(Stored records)
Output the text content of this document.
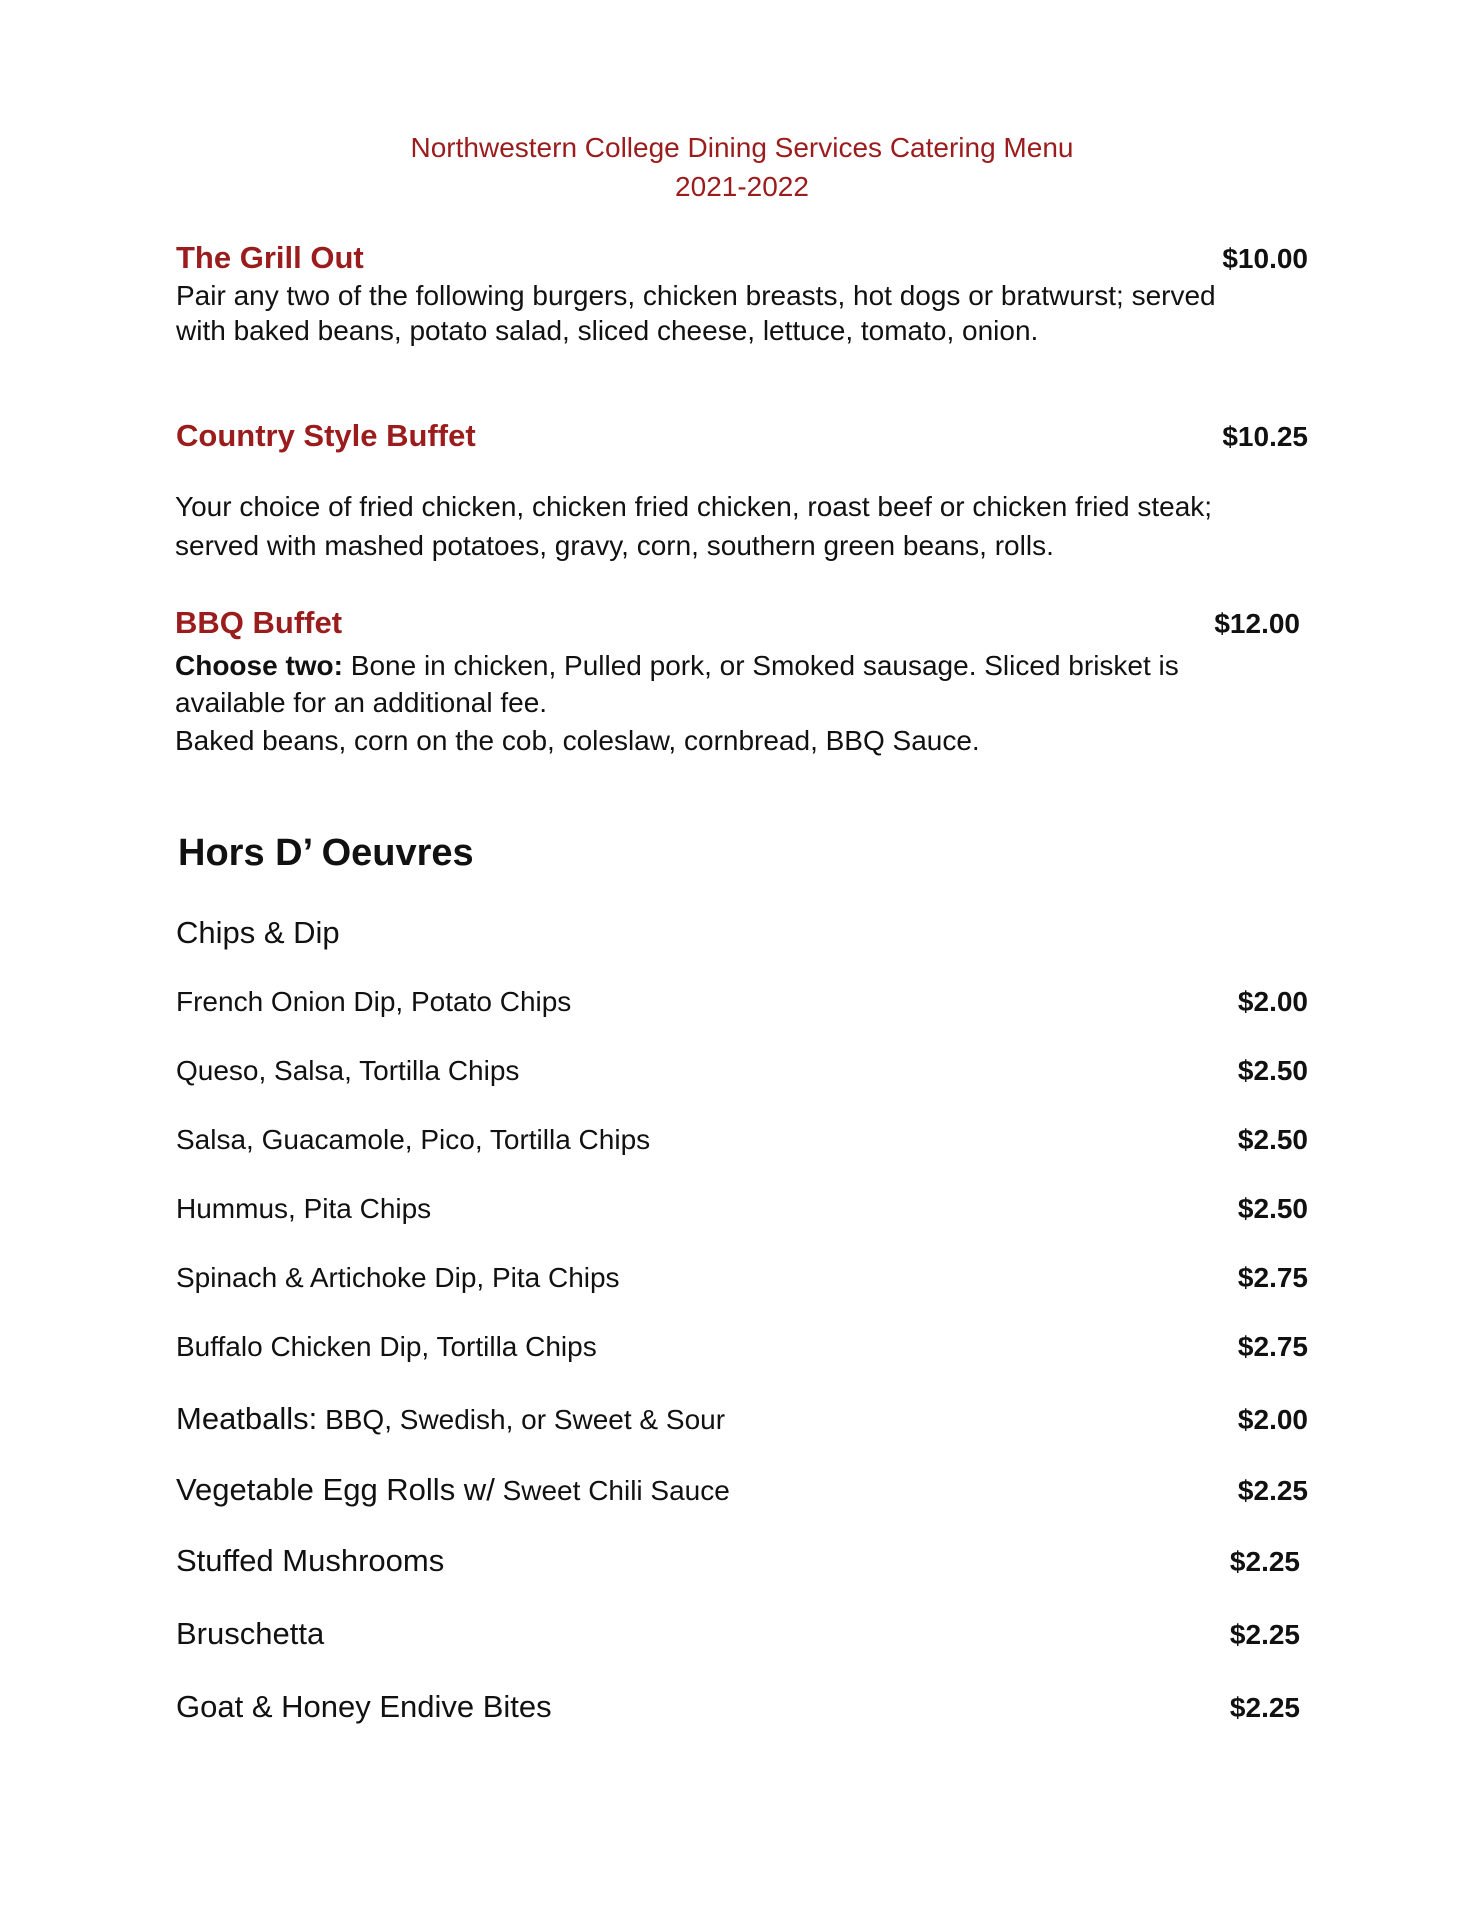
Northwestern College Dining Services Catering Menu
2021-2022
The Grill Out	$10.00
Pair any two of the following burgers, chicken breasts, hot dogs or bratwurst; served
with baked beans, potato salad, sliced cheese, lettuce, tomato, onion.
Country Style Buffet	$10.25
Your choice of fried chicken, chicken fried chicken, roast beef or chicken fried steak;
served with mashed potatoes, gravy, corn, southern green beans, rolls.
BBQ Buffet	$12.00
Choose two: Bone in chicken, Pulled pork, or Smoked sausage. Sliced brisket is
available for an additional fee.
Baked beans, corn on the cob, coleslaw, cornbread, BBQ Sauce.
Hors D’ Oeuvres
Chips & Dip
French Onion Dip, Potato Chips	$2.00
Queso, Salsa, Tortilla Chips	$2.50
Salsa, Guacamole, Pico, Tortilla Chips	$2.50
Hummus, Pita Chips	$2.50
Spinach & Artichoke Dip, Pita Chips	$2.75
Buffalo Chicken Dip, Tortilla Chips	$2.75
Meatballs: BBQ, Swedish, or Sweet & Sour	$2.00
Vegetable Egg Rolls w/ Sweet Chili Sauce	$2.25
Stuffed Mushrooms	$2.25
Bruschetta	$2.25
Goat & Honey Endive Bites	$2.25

==

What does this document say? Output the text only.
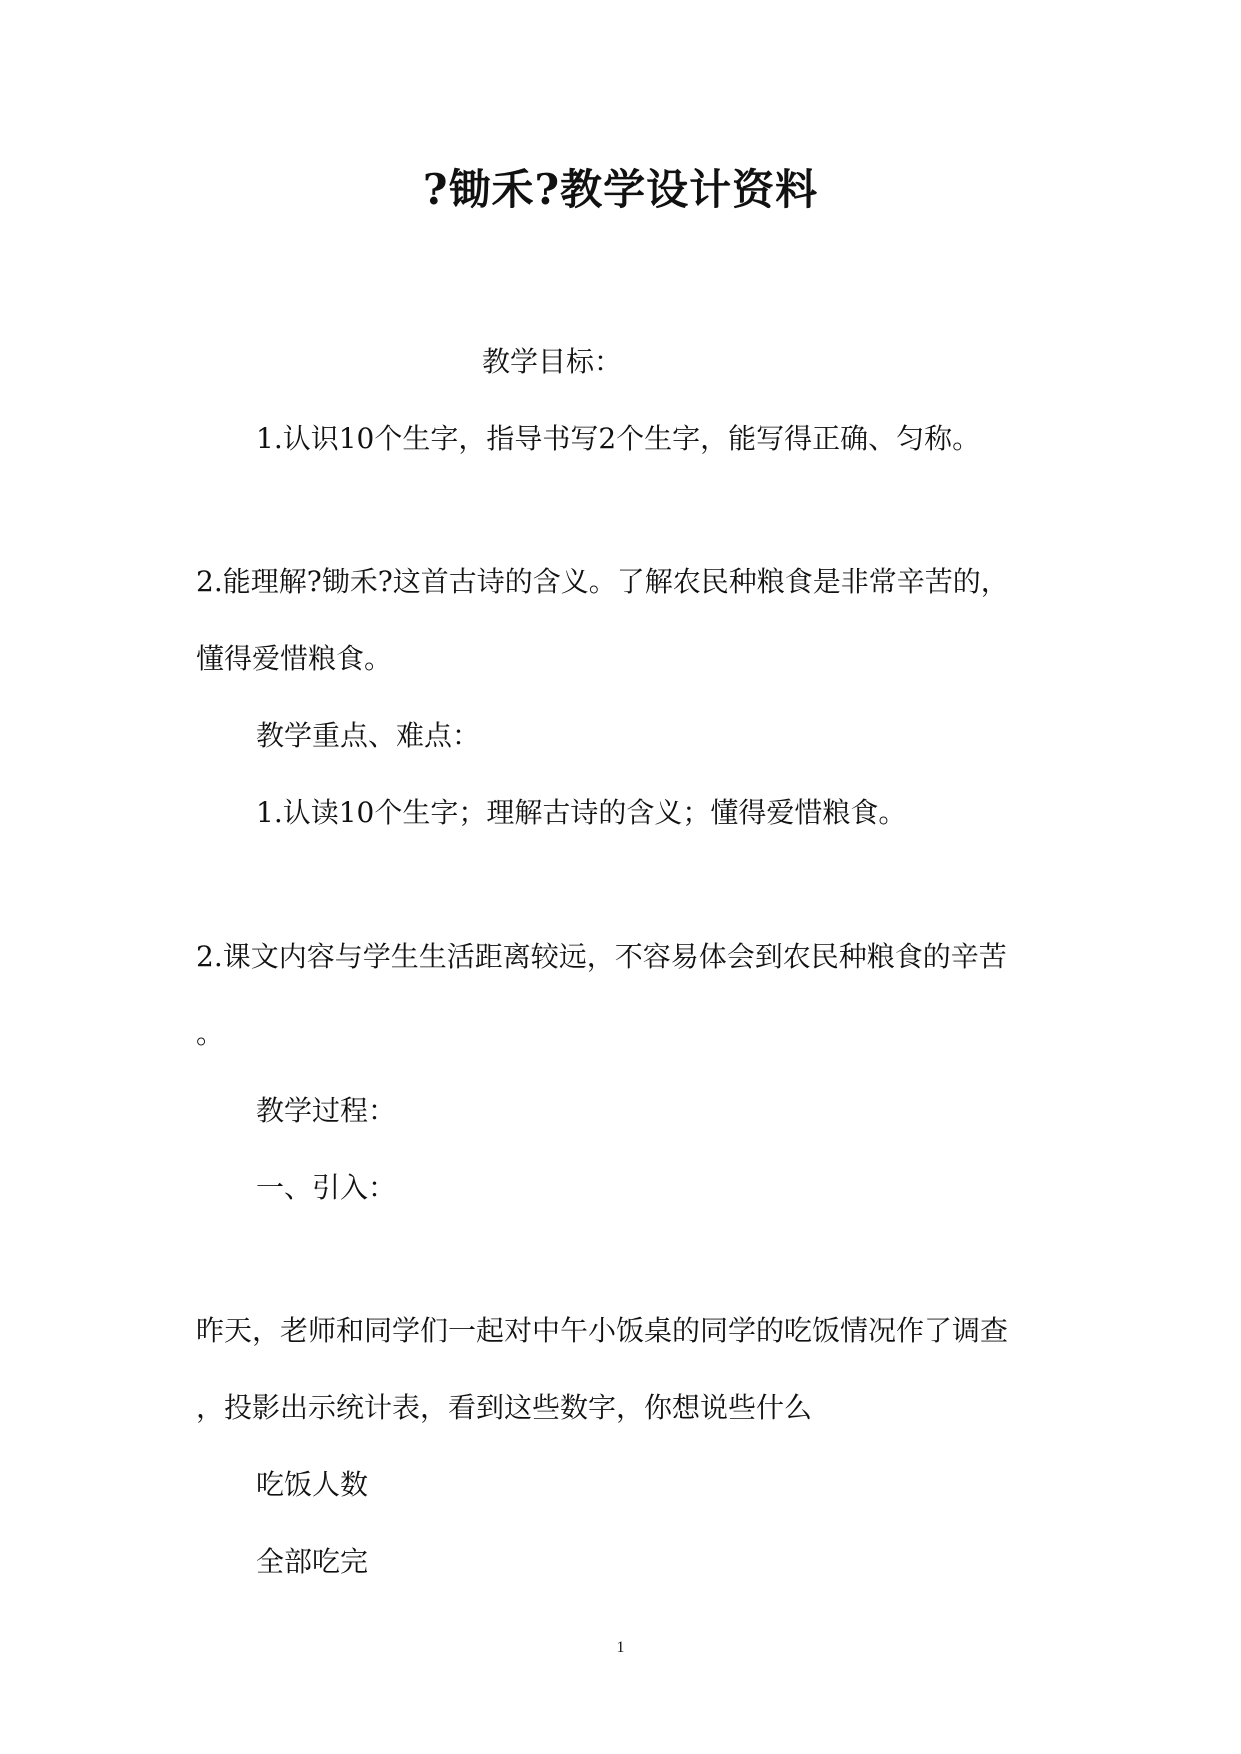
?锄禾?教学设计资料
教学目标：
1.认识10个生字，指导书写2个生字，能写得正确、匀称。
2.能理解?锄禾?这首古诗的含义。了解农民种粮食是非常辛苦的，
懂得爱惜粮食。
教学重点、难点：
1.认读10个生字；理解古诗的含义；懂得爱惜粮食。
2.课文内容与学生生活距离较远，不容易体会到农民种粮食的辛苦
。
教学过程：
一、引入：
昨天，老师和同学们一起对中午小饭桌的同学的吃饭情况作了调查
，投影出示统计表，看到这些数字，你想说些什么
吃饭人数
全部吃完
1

## Description of the task:
List all lines in the material containing the string "this".

## Task result:
Output the text content of this document.
What does this document say? Output the text only.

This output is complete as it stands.